▶ _Task details_:
Among the entries below, count the lines that contain the word "JSON". Write down only the total.

▶ _Data extract_:

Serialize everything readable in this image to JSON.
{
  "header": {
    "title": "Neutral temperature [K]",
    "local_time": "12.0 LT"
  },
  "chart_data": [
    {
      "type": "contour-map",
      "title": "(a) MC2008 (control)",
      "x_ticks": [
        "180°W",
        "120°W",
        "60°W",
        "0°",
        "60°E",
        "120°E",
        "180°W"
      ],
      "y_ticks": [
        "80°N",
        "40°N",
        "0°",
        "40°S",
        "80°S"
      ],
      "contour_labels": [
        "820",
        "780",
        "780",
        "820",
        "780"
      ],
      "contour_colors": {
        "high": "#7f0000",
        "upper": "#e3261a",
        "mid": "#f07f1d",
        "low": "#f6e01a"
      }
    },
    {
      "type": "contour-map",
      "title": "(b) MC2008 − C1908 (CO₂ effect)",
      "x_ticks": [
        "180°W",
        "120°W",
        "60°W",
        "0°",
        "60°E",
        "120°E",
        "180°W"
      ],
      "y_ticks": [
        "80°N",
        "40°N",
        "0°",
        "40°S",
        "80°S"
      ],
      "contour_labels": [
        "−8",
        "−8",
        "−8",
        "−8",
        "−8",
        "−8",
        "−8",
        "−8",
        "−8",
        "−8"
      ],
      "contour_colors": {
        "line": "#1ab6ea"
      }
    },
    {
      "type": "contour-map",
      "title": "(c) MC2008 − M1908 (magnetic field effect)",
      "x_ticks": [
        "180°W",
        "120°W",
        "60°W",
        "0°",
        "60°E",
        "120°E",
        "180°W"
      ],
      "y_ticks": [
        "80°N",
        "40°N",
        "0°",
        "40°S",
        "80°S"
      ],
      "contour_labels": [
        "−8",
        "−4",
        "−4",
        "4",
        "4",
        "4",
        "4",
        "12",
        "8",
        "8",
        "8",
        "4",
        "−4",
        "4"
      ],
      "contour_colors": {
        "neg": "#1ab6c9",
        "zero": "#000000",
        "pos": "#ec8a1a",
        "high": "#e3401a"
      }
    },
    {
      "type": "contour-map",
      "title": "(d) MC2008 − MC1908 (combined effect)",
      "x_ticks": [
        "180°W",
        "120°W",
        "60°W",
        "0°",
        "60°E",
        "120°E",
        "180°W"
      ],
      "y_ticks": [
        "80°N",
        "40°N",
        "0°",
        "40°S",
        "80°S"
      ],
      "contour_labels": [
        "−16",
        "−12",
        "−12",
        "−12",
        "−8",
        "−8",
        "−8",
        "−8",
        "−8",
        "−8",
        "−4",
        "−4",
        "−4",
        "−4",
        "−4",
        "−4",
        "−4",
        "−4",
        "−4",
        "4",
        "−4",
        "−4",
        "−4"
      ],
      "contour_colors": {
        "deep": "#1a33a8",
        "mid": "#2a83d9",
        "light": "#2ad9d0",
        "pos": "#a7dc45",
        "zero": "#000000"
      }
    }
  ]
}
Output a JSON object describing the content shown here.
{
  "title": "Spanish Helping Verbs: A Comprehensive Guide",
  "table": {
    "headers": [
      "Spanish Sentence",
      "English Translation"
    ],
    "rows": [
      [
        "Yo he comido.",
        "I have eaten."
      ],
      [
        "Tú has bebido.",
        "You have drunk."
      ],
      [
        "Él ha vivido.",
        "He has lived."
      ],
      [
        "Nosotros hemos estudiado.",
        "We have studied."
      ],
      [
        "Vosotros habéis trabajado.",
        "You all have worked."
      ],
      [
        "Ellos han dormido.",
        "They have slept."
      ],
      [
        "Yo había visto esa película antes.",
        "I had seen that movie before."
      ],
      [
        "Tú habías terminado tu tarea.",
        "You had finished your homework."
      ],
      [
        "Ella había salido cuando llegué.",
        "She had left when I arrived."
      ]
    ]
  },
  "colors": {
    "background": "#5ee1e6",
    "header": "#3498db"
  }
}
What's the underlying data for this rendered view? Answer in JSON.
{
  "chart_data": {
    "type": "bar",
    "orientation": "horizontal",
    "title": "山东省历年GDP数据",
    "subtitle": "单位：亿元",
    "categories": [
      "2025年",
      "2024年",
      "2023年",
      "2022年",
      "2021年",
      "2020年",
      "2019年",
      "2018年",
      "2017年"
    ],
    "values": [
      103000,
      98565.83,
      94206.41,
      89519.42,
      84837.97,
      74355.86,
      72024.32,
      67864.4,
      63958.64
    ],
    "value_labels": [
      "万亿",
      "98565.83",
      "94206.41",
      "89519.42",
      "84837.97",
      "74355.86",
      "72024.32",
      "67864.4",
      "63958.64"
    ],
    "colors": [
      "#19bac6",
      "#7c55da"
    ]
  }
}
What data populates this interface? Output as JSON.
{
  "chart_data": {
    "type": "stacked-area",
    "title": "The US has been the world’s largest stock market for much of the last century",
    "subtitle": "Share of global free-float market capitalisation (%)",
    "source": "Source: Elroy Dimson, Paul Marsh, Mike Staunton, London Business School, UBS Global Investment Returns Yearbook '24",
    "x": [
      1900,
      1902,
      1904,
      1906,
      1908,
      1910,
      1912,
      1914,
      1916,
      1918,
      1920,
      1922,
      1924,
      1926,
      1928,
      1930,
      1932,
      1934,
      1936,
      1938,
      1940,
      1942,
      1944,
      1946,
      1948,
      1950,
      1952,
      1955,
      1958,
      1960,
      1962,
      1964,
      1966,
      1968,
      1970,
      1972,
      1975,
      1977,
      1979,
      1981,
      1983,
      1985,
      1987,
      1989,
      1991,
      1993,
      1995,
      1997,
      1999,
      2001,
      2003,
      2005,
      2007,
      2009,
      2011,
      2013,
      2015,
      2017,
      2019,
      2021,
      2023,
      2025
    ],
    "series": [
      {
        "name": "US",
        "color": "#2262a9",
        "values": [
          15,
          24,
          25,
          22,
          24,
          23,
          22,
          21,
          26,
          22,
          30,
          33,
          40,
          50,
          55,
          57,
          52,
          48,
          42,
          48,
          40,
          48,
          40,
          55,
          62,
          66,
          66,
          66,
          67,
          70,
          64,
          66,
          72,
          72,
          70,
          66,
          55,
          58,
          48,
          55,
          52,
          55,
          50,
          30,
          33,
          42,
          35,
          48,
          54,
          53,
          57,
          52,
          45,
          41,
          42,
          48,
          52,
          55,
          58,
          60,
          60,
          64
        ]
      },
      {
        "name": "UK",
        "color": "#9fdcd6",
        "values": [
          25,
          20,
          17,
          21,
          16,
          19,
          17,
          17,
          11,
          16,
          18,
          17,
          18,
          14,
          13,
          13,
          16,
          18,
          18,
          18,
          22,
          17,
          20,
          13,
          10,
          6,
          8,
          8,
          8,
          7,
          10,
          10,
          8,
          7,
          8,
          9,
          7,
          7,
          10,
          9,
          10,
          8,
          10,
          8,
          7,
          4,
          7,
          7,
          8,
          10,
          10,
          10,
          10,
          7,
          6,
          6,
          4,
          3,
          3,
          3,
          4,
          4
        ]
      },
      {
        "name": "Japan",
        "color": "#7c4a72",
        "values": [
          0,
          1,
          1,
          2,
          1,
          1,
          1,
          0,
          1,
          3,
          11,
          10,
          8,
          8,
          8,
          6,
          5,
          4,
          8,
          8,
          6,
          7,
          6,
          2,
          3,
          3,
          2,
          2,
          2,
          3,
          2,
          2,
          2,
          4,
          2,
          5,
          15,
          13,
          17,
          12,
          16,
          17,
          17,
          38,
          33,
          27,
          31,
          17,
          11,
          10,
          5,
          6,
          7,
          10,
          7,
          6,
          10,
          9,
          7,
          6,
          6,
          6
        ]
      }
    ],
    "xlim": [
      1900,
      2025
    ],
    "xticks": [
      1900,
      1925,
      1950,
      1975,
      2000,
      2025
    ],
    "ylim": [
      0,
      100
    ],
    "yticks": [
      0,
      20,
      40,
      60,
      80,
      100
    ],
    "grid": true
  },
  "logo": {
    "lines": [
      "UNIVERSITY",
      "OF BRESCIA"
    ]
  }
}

▶ _Solved exercise_:
4